■ **WRITTEN TASK**
Word for word, quote all of the material, omitting the pictures.

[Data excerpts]

————

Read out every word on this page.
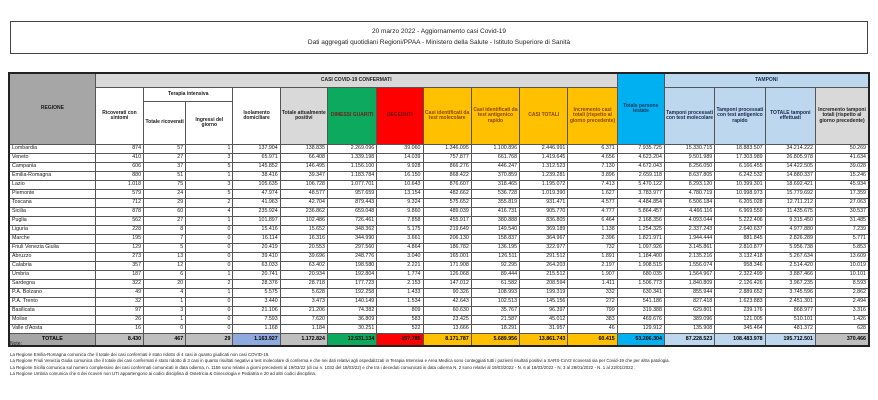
20 marzo 2022 - Aggiornamento casi Covid-19
Dati aggregati quotidiani Regioni/PPAA - Ministero della Salute - Istituto Superiore di Sanità
REGIONE	CASI COVID-19 CONFERMATI											Totale persone testate	TAMPONI			
	Ricoverati con sintomi	Terapia intensiva		Isolamento domiciliare	Totale attualmente positivi	DIMESSI GUARITI	DECEDUTI	Casi identificati da test molecolare	Casi identificati da test antigenico rapido	CASI TOTALI	Incremento casi totali (rispetto al giorno precedente)		Tamponi processati con test molecolare	Tamponi processati con test antigenico rapido	TOTALE tamponi effettuati	Incremento tamponi totali (rispetto al giorno precedente)
		Totale ricoverati	Ingressi del giorno													
Lombardia	874	57	1	137.904	138.835	2.269.096	39.060	1.346.095	1.100.896	2.446.991	6.371	7.935.725	15.330.715	18.883.507	34.214.222	50.269
Veneto	410	27	3	65.971	66.408	1.339.198	14.039	757.877	661.768	1.419.645	4.656	4.623.204	9.501.989	17.303.989	26.805.978	41.634
Campania	606	37	5	145.852	146.495	1.156.100	9.928	866.276	446.247	1.312.523	7.130	4.672.043	8.256.050	6.166.455	14.422.505	39.028
Emilia-Romagna	880	51	1	38.416	39.347	1.183.784	16.150	868.422	370.859	1.239.281	3.896	2.659.118	8.637.805	6.242.532	14.880.337	15.246
Lazio	1.018	75	3	105.635	106.728	1.077.701	10.643	876.607	318.465	1.195.072	7.413	5.470.122	8.293.120	10.399.301	18.692.421	45.934
Piemonte	579	24	5	47.974	48.577	957.659	13.154	482.662	536.728	1.019.390	1.627	3.783.977	4.780.719	10.998.973	15.779.692	17.359
Toscana	712	29	2	41.963	42.704	879.443	9.324	575.652	355.819	931.471	4.577	4.484.854	6.506.184	6.205.028	12.711.212	27.063
Sicilia	878	60	4	235.924	236.862	659.048	9.860	489.039	416.731	905.770	4.777	5.864.457	4.466.116	6.969.559	11.435.675	30.537
Puglia	562	27	1	101.897	102.486	726.461	7.858	455.917	380.888	836.805	6.464	2.168.356	4.093.044	5.222.406	9.315.450	31.485
Liguria	228	8	0	15.416	15.652	348.362	5.175	219.649	149.540	369.189	1.138	1.254.325	2.337.243	2.640.637	4.977.880	7.239
Marche	195	7	0	16.114	16.316	344.990	3.661	206.130	158.837	364.967	2.396	1.821.971	1.944.444	881.845	2.826.289	5.771
Friuli Venezia Giulia	129	5	0	20.419	20.553	297.560	4.864	186.782	136.195	322.977	732	1.097.926	3.145.861	2.810.877	5.956.738	5.853
Abruzzo	273	13	0	39.410	39.696	248.776	3.040	165.001	126.511	291.512	1.891	1.184.400	2.135.216	3.132.418	5.267.634	13.609
Calabria	357	12	0	63.033	63.402	198.580	2.221	171.908	92.295	264.203	2.197	1.908.515	1.556.074	958.346	2.514.420	10.019
Umbria	187	6	1	20.741	20.934	192.804	1.774	126.068	89.444	215.512	1.907	680.035	1.564.967	2.322.499	3.887.466	10.101
Sardegna	322	20	2	28.376	28.718	177.723	2.153	147.012	61.582	208.594	1.411	1.506.773	1.840.809	2.126.426	3.967.235	8.593
P.A. Bolzano	49	4	1	5.575	5.628	192.258	1.433	90.326	108.993	199.319	332	630.341	855.944	2.889.652	3.745.596	2.862
P.A. Trento	32	1	0	3.440	3.473	140.149	1.534	42.643	102.513	145.156	272	541.186	827.418	1.623.883	2.451.301	2.494
Basilicata	97	3	0	21.106	21.206	74.382	809	60.630	35.767	96.397	799	319.388	629.801	239.176	868.977	3.316
Molise	26	1	0	7.593	7.620	36.809	583	23.425	21.587	45.012	383	469.676	389.096	121.005	510.101	1.426
Valle d'Aosta	16	0	0	1.168	1.184	30.251	522	13.666	18.291	31.957	46	129.912	135.908	345.464	481.372	628
TOTALE	8.430	467	29	1.163.927	1.172.824	12.531.134	157.785	8.171.787	5.689.956	13.861.743	60.415	53.206.304	87.228.523	108.483.978	195.712.501	370.466
Note:
La Regione Emilia-Romagna comunica che il totale dei casi confermati è stato ridotto di 4 casi in quanto giudicati non casi COVID-19.
La Regione Friuli Venezia Giulia comunica che il totale dei casi confermati è stato ridotto di 3 casi in quanto risultati negativi a test molecolare di conferma e che nei dati relativi agli ospedalizzati in Terapia Intensiva e Area Medica sono conteggiati tutti i pazienti risultati positivi a SARS-CoV2 ricoverati sia per Covid-19 che per altra patologia.
La Regione Sicilia comunica sul numero complessivo dei casi confermati comunicati in data odierna, n. 1156 sono relativi a giorni precedenti al 19/03/22 (di cui n. 1032 del 18/03/22) e che tra i deceduti comunicati in data odierna N. 2 sono relativi al 19/03/2022 - N. 6 al 18/03/2022 - N. 3 al 28/01/2022 - N. 1 al 22/01/2022 .
La Regione Umbria comunica che 6 dei ricoveri non UTI appartengono ai codici disciplina di Ostetricia & Ginecologia e Pediatria e 20 ad altri codici disciplina.
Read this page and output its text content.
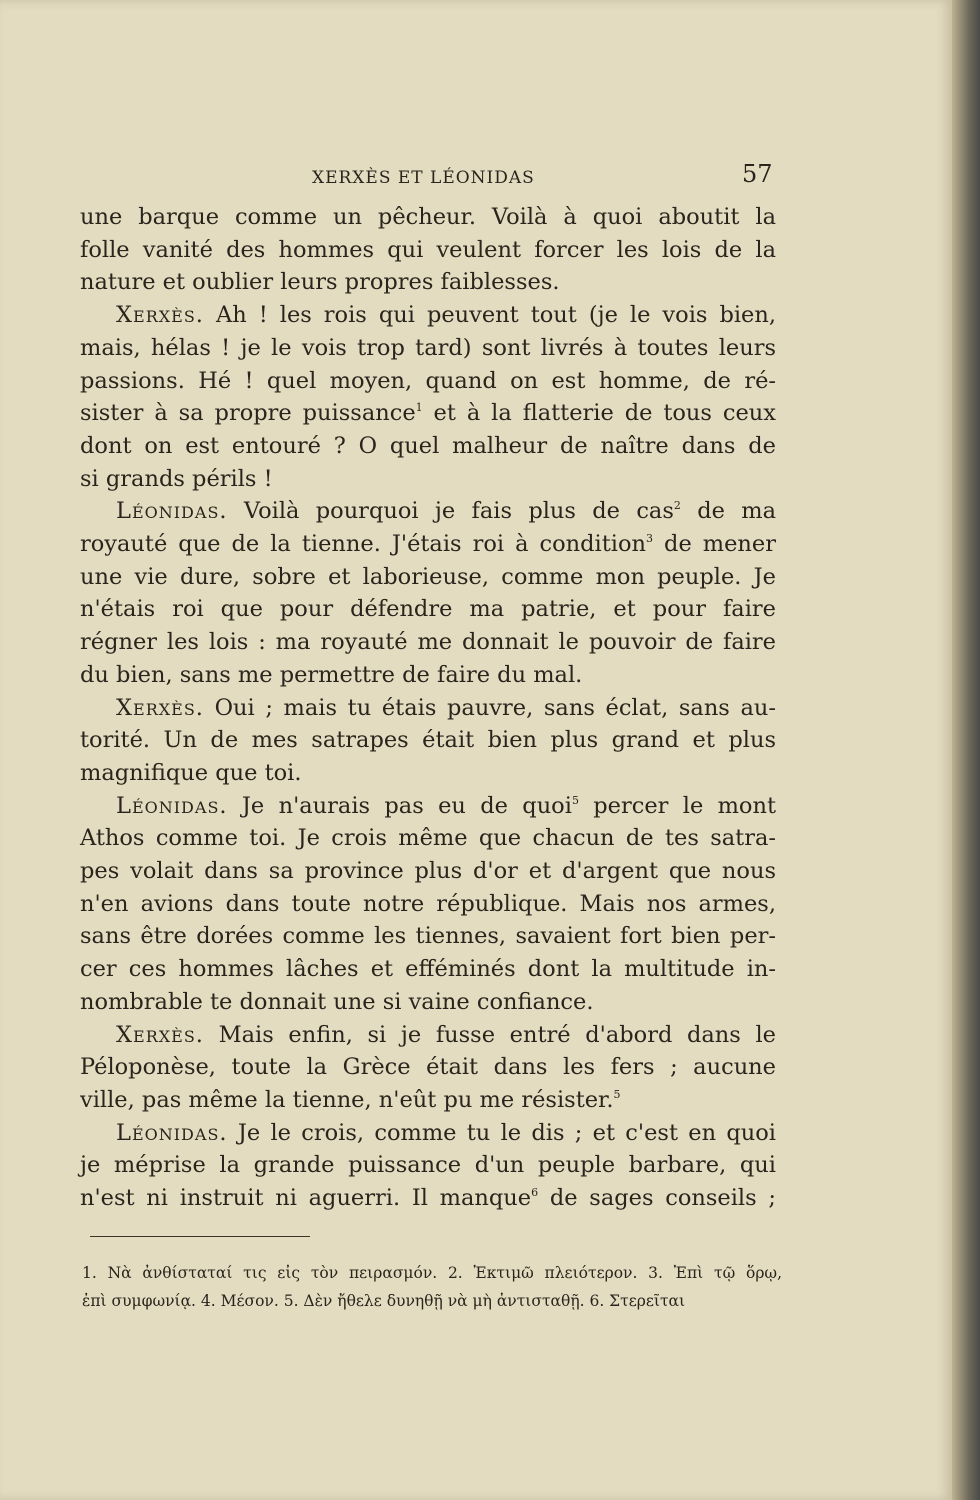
XERXÈS ET LÉONIDAS	57
une barque comme un pêcheur. Voilà à quoi aboutit la
folle vanité des hommes qui veulent forcer les lois de la
nature et oublier leurs propres faiblesses.
Xerxès. Ah ! les rois qui peuvent tout (je le vois bien,
mais, hélas ! je le vois trop tard) sont livrés à toutes leurs
passions. Hé ! quel moyen, quand on est homme, de ré-
sister à sa propre puissance$^1$ et à la flatterie de tous ceux
dont on est entouré ? O quel malheur de naître dans de
si grands périls !
Léonidas. Voilà pourquoi je fais plus de cas$^2$ de ma
royauté que de la tienne. J'étais roi à condition$^3$ de mener
une vie dure, sobre et laborieuse, comme mon peuple. Je
n'étais roi que pour défendre ma patrie, et pour faire
régner les lois : ma royauté me donnait le pouvoir de faire
du bien, sans me permettre de faire du mal.
Xerxès. Oui ; mais tu étais pauvre, sans éclat, sans au-
torité. Un de mes satrapes était bien plus grand et plus
magnifique que toi.
Léonidas. Je n'aurais pas eu de quoi$^5$ percer le mont
Athos comme toi. Je crois même que chacun de tes satra-
pes volait dans sa province plus d'or et d'argent que nous
n'en avions dans toute notre république. Mais nos armes,
sans être dorées comme les tiennes, savaient fort bien per-
cer ces hommes lâches et efféminés dont la multitude in-
nombrable te donnait une si vaine confiance.
Xerxès. Mais enfin, si je fusse entré d'abord dans le
Péloponèse, toute la Grèce était dans les fers ; aucune
ville, pas même la tienne, n'eût pu me résister.$^5$
Léonidas. Je le crois, comme tu le dis ; et c'est en quoi
je méprise la grande puissance d'un peuple barbare, qui
n'est ni instruit ni aguerri. Il manque$^6$ de sages conseils ;
1. Νὰ ἀνθίσταταί τις εἰς τὸν πειρασμόν. 2. Ἐκτιμῶ πλειότερον. 3. Ἐπὶ τῷ ὅρῳ,
ἐπὶ συμφωνίᾳ. 4. Μέσον. 5. Δὲν ἤθελε δυνηθῇ νὰ μὴ ἀντισταθῇ. 6. Στερεῖται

————

■ **RESPONSE FOR THIS EXERCISE**
Read out every word on this page.
20 marzo 2022 - Aggiornamento casi Covid-19
Dati aggregati quotidiani Regioni/PPAA - Ministero della Salute - Istituto Superiore di Sanità
REGIONE	CASI COVID-19 CONFERMATI											Totale persone testate	TAMPONI			
	Ricoverati con sintomi	Terapia intensiva		Isolamento domiciliare	Totale attualmente positivi	DIMESSI GUARITI	DECEDUTI	Casi identificati da test molecolare	Casi identificati da test antigenico rapido	CASI TOTALI	Incremento casi totali (rispetto al giorno precedente)		Tamponi processati con test molecolare	Tamponi processati con test antigenico rapido	TOTALE tamponi effettuati	Incremento tamponi totali (rispetto al giorno precedente)
		Totale ricoverati	Ingressi del giorno													
Lombardia	874	57	1	137.904	138.835	2.269.096	39.060	1.346.095	1.100.896	2.446.991	6.371	7.935.725	15.330.715	18.883.507	34.214.222	50.269
Veneto	410	27	3	65.971	66.408	1.339.198	14.039	757.877	661.768	1.419.645	4.656	4.623.204	9.501.989	17.303.989	26.805.978	41.634
Campania	606	37	5	145.852	146.495	1.156.100	9.928	866.276	446.247	1.312.523	7.130	4.672.043	8.256.050	6.166.455	14.422.505	39.028
Emilia-Romagna	880	51	1	38.416	39.347	1.183.784	16.150	868.422	370.859	1.239.281	3.896	2.659.118	8.637.805	6.242.532	14.880.337	15.246
Lazio	1.018	75	3	105.635	106.728	1.077.701	10.643	876.607	318.465	1.195.072	7.413	5.470.122	8.293.120	10.399.301	18.692.421	45.934
Piemonte	579	24	5	47.974	48.577	957.659	13.154	482.662	536.728	1.019.390	1.627	3.783.977	4.780.719	10.998.973	15.779.692	17.359
Toscana	712	29	2	41.963	42.704	879.443	9.324	575.652	355.819	931.471	4.577	4.484.854	6.506.184	6.205.028	12.711.212	27.063
Sicilia	878	60	4	235.924	236.862	659.048	9.860	489.039	416.731	905.770	4.777	5.864.457	4.466.116	6.969.559	11.435.675	30.537
Puglia	562	27	1	101.897	102.486	726.461	7.858	455.917	380.888	836.805	6.464	2.168.356	4.093.044	5.222.406	9.315.450	31.485
Liguria	228	8	0	15.416	15.652	348.362	5.175	219.649	149.540	369.189	1.138	1.254.325	2.337.243	2.640.637	4.977.880	7.239
Marche	195	7	0	16.114	16.316	344.990	3.661	206.130	158.837	364.967	2.396	1.821.971	1.944.444	881.845	2.826.289	5.771
Friuli Venezia Giulia	129	5	0	20.419	20.553	297.560	4.864	186.782	136.195	322.977	732	1.097.926	3.145.861	2.810.877	5.956.738	5.853
Abruzzo	273	13	0	39.410	39.696	248.776	3.040	165.001	126.511	291.512	1.891	1.184.400	2.135.216	3.132.418	5.267.634	13.609
Calabria	357	12	0	63.033	63.402	198.580	2.221	171.908	92.295	264.203	2.197	1.908.515	1.556.074	958.346	2.514.420	10.019
Umbria	187	6	1	20.741	20.934	192.804	1.774	126.068	89.444	215.512	1.907	680.035	1.564.967	2.322.499	3.887.466	10.101
Sardegna	322	20	2	28.376	28.718	177.723	2.153	147.012	61.582	208.594	1.411	1.506.773	1.840.809	2.126.426	3.967.235	8.593
P.A. Bolzano	49	4	1	5.575	5.628	192.258	1.433	90.326	108.993	199.319	332	630.341	855.944	2.889.652	3.745.596	2.862
P.A. Trento	32	1	0	3.440	3.473	140.149	1.534	42.643	102.513	145.156	272	541.186	827.418	1.623.883	2.451.301	2.494
Basilicata	97	3	0	21.106	21.206	74.382	809	60.630	35.767	96.397	799	319.388	629.801	239.176	868.977	3.316
Molise	26	1	0	7.593	7.620	36.809	583	23.425	21.587	45.012	383	469.676	389.096	121.005	510.101	1.426
Valle d'Aosta	16	0	0	1.168	1.184	30.251	522	13.666	18.291	31.957	46	129.912	135.908	345.464	481.372	628
TOTALE	8.430	467	29	1.163.927	1.172.824	12.531.134	157.785	8.171.787	5.689.956	13.861.743	60.415	53.206.304	87.228.523	108.483.978	195.712.501	370.466
Note:
La Regione Emilia-Romagna comunica che il totale dei casi confermati è stato ridotto di 4 casi in quanto giudicati non casi COVID-19.
La Regione Friuli Venezia Giulia comunica che il totale dei casi confermati è stato ridotto di 3 casi in quanto risultati negativi a test molecolare di conferma e che nei dati relativi agli ospedalizzati in Terapia Intensiva e Area Medica sono conteggiati tutti i pazienti risultati positivi a SARS-CoV2 ricoverati sia per Covid-19 che per altra patologia.
La Regione Sicilia comunica sul numero complessivo dei casi confermati comunicati in data odierna, n. 1156 sono relativi a giorni precedenti al 19/03/22 (di cui n. 1032 del 18/03/22) e che tra i deceduti comunicati in data odierna N. 2 sono relativi al 19/03/2022 - N. 6 al 18/03/2022 - N. 3 al 28/01/2022 - N. 1 al 22/01/2022 .
La Regione Umbria comunica che 6 dei ricoveri non UTI appartengono ai codici disciplina di Ostetricia & Ginecologia e Pediatria e 20 ad altri codici disciplina.
Read this page and output its text content.
XERXÈS ET LÉONIDAS	57
une barque comme un pêcheur. Voilà à quoi aboutit la
folle vanité des hommes qui veulent forcer les lois de la
nature et oublier leurs propres faiblesses.
Xerxès. Ah ! les rois qui peuvent tout (je le vois bien,
mais, hélas ! je le vois trop tard) sont livrés à toutes leurs
passions. Hé ! quel moyen, quand on est homme, de ré-
sister à sa propre puissance$^1$ et à la flatterie de tous ceux
dont on est entouré ? O quel malheur de naître dans de
si grands périls !
Léonidas. Voilà pourquoi je fais plus de cas$^2$ de ma
royauté que de la tienne. J'étais roi à condition$^3$ de mener
une vie dure, sobre et laborieuse, comme mon peuple. Je
n'étais roi que pour défendre ma patrie, et pour faire
régner les lois : ma royauté me donnait le pouvoir de faire
du bien, sans me permettre de faire du mal.
Xerxès. Oui ; mais tu étais pauvre, sans éclat, sans au-
torité. Un de mes satrapes était bien plus grand et plus
magnifique que toi.
Léonidas. Je n'aurais pas eu de quoi$^5$ percer le mont
Athos comme toi. Je crois même que chacun de tes satra-
pes volait dans sa province plus d'or et d'argent que nous
n'en avions dans toute notre république. Mais nos armes,
sans être dorées comme les tiennes, savaient fort bien per-
cer ces hommes lâches et efféminés dont la multitude in-
nombrable te donnait une si vaine confiance.
Xerxès. Mais enfin, si je fusse entré d'abord dans le
Péloponèse, toute la Grèce était dans les fers ; aucune
ville, pas même la tienne, n'eût pu me résister.$^5$
Léonidas. Je le crois, comme tu le dis ; et c'est en quoi
je méprise la grande puissance d'un peuple barbare, qui
n'est ni instruit ni aguerri. Il manque$^6$ de sages conseils ;
1. Νὰ ἀνθίσταταί τις εἰς τὸν πειρασμόν. 2. Ἐκτιμῶ πλειότερον. 3. Ἐπὶ τῷ ὅρῳ,
ἐπὶ συμφωνίᾳ. 4. Μέσον. 5. Δὲν ἤθελε δυνηθῇ νὰ μὴ ἀντισταθῇ. 6. Στερεῖται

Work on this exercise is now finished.